- Job
Among the entries below, count the lines where the string "color" occurs, and give only the number.

- Records about charts and figures

- - - - -

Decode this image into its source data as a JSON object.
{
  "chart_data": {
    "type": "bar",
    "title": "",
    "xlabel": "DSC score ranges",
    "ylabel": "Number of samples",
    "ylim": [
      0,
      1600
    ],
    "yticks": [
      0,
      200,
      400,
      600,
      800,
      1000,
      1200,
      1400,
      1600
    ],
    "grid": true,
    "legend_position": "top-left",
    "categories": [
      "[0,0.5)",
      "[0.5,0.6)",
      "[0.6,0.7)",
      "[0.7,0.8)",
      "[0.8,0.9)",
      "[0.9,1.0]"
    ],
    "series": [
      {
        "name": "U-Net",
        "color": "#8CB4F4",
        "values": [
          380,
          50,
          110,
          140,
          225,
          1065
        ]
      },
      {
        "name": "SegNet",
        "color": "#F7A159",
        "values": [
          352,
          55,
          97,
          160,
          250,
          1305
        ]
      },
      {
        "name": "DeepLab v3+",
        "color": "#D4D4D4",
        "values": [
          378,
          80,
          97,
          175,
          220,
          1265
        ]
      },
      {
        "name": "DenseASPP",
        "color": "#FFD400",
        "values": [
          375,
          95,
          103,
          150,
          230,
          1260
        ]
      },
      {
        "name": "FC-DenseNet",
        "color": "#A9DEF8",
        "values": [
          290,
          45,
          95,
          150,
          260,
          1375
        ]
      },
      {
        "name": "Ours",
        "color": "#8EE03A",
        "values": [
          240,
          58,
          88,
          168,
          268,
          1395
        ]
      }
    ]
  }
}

- - - - -

- Output for this task
6